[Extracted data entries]
□ □ □
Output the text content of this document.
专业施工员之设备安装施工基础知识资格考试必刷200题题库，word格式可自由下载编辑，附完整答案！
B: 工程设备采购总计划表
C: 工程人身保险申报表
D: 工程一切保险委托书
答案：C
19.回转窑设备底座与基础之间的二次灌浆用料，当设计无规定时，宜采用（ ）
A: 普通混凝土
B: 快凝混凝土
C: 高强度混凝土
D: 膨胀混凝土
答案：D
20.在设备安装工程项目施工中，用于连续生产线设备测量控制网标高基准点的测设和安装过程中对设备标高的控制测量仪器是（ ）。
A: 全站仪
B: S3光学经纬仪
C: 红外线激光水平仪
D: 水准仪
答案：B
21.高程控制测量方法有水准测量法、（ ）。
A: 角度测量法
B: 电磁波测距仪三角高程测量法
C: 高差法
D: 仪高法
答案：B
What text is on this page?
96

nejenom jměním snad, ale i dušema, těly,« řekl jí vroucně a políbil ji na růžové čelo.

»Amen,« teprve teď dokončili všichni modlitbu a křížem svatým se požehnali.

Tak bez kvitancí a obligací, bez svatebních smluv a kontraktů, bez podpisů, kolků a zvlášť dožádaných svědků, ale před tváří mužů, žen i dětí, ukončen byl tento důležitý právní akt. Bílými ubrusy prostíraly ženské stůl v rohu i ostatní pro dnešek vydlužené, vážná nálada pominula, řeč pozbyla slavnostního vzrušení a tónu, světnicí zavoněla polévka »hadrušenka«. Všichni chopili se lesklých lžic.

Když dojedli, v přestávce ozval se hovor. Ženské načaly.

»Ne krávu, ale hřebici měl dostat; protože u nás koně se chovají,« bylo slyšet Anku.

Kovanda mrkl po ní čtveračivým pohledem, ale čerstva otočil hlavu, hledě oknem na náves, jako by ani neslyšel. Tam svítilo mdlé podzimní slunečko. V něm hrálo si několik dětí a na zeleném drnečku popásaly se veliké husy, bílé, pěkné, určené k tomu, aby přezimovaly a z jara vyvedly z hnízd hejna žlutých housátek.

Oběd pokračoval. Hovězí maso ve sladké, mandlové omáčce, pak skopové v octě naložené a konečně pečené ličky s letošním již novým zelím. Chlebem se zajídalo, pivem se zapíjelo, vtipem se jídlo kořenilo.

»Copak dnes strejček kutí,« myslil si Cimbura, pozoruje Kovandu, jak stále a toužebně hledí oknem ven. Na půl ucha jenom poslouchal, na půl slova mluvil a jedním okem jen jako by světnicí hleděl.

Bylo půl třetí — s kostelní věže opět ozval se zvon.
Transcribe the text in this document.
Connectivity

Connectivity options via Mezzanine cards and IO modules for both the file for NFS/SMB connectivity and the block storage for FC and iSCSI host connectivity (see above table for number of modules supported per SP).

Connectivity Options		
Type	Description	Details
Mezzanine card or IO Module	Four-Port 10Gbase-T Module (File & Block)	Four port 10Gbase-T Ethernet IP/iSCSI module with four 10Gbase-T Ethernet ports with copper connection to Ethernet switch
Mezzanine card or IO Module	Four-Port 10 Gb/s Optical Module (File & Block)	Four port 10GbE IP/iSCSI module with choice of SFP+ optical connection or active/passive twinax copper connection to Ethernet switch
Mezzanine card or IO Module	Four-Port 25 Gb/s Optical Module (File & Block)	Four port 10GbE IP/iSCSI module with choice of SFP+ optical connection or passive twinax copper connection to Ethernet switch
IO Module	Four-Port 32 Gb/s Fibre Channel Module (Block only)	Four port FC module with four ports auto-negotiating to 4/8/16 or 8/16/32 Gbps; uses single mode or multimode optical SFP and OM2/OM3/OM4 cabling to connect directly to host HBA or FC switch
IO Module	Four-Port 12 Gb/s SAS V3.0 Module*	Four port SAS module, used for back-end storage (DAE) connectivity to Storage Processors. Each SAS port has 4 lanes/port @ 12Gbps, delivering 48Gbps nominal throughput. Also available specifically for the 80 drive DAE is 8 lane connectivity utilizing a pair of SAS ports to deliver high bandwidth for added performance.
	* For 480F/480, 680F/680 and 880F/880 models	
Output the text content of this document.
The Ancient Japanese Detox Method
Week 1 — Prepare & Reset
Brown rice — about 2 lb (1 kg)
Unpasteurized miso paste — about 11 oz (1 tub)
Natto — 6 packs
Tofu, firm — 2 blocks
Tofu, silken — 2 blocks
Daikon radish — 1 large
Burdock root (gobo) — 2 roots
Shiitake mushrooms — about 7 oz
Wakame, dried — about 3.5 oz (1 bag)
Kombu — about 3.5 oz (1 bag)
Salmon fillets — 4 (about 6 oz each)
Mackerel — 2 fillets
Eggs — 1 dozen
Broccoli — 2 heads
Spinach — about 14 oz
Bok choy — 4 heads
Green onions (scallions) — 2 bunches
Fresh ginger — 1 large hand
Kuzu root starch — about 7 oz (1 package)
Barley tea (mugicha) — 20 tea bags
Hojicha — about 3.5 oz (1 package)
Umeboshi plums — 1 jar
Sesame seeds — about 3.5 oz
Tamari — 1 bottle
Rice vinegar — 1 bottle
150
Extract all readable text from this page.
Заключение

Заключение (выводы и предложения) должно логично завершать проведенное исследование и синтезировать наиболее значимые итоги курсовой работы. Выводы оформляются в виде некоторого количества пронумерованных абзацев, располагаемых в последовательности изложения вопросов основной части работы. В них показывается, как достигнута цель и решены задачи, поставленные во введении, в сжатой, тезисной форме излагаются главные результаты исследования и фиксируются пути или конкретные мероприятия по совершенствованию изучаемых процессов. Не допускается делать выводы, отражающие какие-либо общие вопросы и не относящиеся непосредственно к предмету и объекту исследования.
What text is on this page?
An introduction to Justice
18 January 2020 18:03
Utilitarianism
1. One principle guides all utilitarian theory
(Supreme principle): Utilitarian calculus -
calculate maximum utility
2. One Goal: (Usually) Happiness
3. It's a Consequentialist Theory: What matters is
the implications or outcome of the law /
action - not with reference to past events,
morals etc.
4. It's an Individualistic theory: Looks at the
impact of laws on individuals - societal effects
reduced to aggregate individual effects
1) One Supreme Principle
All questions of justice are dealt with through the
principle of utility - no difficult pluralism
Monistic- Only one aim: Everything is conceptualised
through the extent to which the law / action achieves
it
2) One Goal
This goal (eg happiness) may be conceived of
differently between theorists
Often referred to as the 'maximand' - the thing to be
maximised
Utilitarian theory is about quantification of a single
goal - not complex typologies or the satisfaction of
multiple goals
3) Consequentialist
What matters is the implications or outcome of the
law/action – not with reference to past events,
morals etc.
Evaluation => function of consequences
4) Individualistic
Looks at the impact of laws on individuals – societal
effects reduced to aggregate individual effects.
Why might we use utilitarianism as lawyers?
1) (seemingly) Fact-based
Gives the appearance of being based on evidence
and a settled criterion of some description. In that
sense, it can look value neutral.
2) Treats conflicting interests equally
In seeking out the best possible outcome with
□ □ □
* GOAL OF THE EXERCISE:
Above are the records; copy all of them exactly.

* WRITTEN RESPONSE:
Output the text content of this document.
专业施工员之设备安装施工基础知识资格考试必刷200题题库，word格式可自由下载编辑，附完整答案！
B: 工程设备采购总计划表
C: 工程人身保险申报表
D: 工程一切保险委托书
答案：C
19.回转窑设备底座与基础之间的二次灌浆用料，当设计无规定时，宜采用（ ）
A: 普通混凝土
B: 快凝混凝土
C: 高强度混凝土
D: 膨胀混凝土
答案：D
20.在设备安装工程项目施工中，用于连续生产线设备测量控制网标高基准点的测设和安装过程中对设备标高的控制测量仪器是（ ）。
A: 全站仪
B: S3光学经纬仪
C: 红外线激光水平仪
D: 水准仪
答案：B
21.高程控制测量方法有水准测量法、（ ）。
A: 角度测量法
B: 电磁波测距仪三角高程测量法
C: 高差法
D: 仪高法
答案：B
What text is on this page?
96

nejenom jměním snad, ale i dušema, těly,« řekl jí vroucně a políbil ji na růžové čelo.

»Amen,« teprve teď dokončili všichni modlitbu a křížem svatým se požehnali.

Tak bez kvitancí a obligací, bez svatebních smluv a kontraktů, bez podpisů, kolků a zvlášť dožádaných svědků, ale před tváří mužů, žen i dětí, ukončen byl tento důležitý právní akt. Bílými ubrusy prostíraly ženské stůl v rohu i ostatní pro dnešek vydlužené, vážná nálada pominula, řeč pozbyla slavnostního vzrušení a tónu, světnicí zavoněla polévka »hadrušenka«. Všichni chopili se lesklých lžic.

Když dojedli, v přestávce ozval se hovor. Ženské načaly.

»Ne krávu, ale hřebici měl dostat; protože u nás koně se chovají,« bylo slyšet Anku.

Kovanda mrkl po ní čtveračivým pohledem, ale čerstva otočil hlavu, hledě oknem na náves, jako by ani neslyšel. Tam svítilo mdlé podzimní slunečko. V něm hrálo si několik dětí a na zeleném drnečku popásaly se veliké husy, bílé, pěkné, určené k tomu, aby přezimovaly a z jara vyvedly z hnízd hejna žlutých housátek.

Oběd pokračoval. Hovězí maso ve sladké, mandlové omáčce, pak skopové v octě naložené a konečně pečené ličky s letošním již novým zelím. Chlebem se zajídalo, pivem se zapíjelo, vtipem se jídlo kořenilo.

»Copak dnes strejček kutí,« myslil si Cimbura, pozoruje Kovandu, jak stále a toužebně hledí oknem ven. Na půl ucha jenom poslouchal, na půl slova mluvil a jedním okem jen jako by světnicí hleděl.

Bylo půl třetí — s kostelní věže opět ozval se zvon.
Transcribe the text in this document.
Connectivity

Connectivity options via Mezzanine cards and IO modules for both the file for NFS/SMB connectivity and the block storage for FC and iSCSI host connectivity (see above table for number of modules supported per SP).

Connectivity Options		
Type	Description	Details
Mezzanine card or IO Module	Four-Port 10Gbase-T Module (File & Block)	Four port 10Gbase-T Ethernet IP/iSCSI module with four 10Gbase-T Ethernet ports with copper connection to Ethernet switch
Mezzanine card or IO Module	Four-Port 10 Gb/s Optical Module (File & Block)	Four port 10GbE IP/iSCSI module with choice of SFP+ optical connection or active/passive twinax copper connection to Ethernet switch
Mezzanine card or IO Module	Four-Port 25 Gb/s Optical Module (File & Block)	Four port 10GbE IP/iSCSI module with choice of SFP+ optical connection or passive twinax copper connection to Ethernet switch
IO Module	Four-Port 32 Gb/s Fibre Channel Module (Block only)	Four port FC module with four ports auto-negotiating to 4/8/16 or 8/16/32 Gbps; uses single mode or multimode optical SFP and OM2/OM3/OM4 cabling to connect directly to host HBA or FC switch
IO Module	Four-Port 12 Gb/s SAS V3.0 Module*	Four port SAS module, used for back-end storage (DAE) connectivity to Storage Processors. Each SAS port has 4 lanes/port @ 12Gbps, delivering 48Gbps nominal throughput. Also available specifically for the 80 drive DAE is 8 lane connectivity utilizing a pair of SAS ports to deliver high bandwidth for added performance.
	* For 480F/480, 680F/680 and 880F/880 models	
Output the text content of this document.
The Ancient Japanese Detox Method
Week 1 — Prepare & Reset
Brown rice — about 2 lb (1 kg)
Unpasteurized miso paste — about 11 oz (1 tub)
Natto — 6 packs
Tofu, firm — 2 blocks
Tofu, silken — 2 blocks
Daikon radish — 1 large
Burdock root (gobo) — 2 roots
Shiitake mushrooms — about 7 oz
Wakame, dried — about 3.5 oz (1 bag)
Kombu — about 3.5 oz (1 bag)
Salmon fillets — 4 (about 6 oz each)
Mackerel — 2 fillets
Eggs — 1 dozen
Broccoli — 2 heads
Spinach — about 14 oz
Bok choy — 4 heads
Green onions (scallions) — 2 bunches
Fresh ginger — 1 large hand
Kuzu root starch — about 7 oz (1 package)
Barley tea (mugicha) — 20 tea bags
Hojicha — about 3.5 oz (1 package)
Umeboshi plums — 1 jar
Sesame seeds — about 3.5 oz
Tamari — 1 bottle
Rice vinegar — 1 bottle
150
Extract all readable text from this page.
Заключение

Заключение (выводы и предложения) должно логично завершать проведенное исследование и синтезировать наиболее значимые итоги курсовой работы. Выводы оформляются в виде некоторого количества пронумерованных абзацев, располагаемых в последовательности изложения вопросов основной части работы. В них показывается, как достигнута цель и решены задачи, поставленные во введении, в сжатой, тезисной форме излагаются главные результаты исследования и фиксируются пути или конкретные мероприятия по совершенствованию изучаемых процессов. Не допускается делать выводы, отражающие какие-либо общие вопросы и не относящиеся непосредственно к предмету и объекту исследования.
What text is on this page?
An introduction to Justice
18 January 2020 18:03
Utilitarianism
1. One principle guides all utilitarian theory
(Supreme principle): Utilitarian calculus -
calculate maximum utility
2. One Goal: (Usually) Happiness
3. It's a Consequentialist Theory: What matters is
the implications or outcome of the law /
action - not with reference to past events,
morals etc.
4. It's an Individualistic theory: Looks at the
impact of laws on individuals - societal effects
reduced to aggregate individual effects
1) One Supreme Principle
All questions of justice are dealt with through the
principle of utility - no difficult pluralism
Monistic- Only one aim: Everything is conceptualised
through the extent to which the law / action achieves
it
2) One Goal
This goal (eg happiness) may be conceived of
differently between theorists
Often referred to as the 'maximand' - the thing to be
maximised
Utilitarian theory is about quantification of a single
goal - not complex typologies or the satisfaction of
multiple goals
3) Consequentialist
What matters is the implications or outcome of the
law/action – not with reference to past events,
morals etc.
Evaluation => function of consequences
4) Individualistic
Looks at the impact of laws on individuals – societal
effects reduced to aggregate individual effects.
Why might we use utilitarianism as lawyers?
1) (seemingly) Fact-based
Gives the appearance of being based on evidence
and a settled criterion of some description. In that
sense, it can look value neutral.
2) Treats conflicting interests equally
In seeking out the best possible outcome with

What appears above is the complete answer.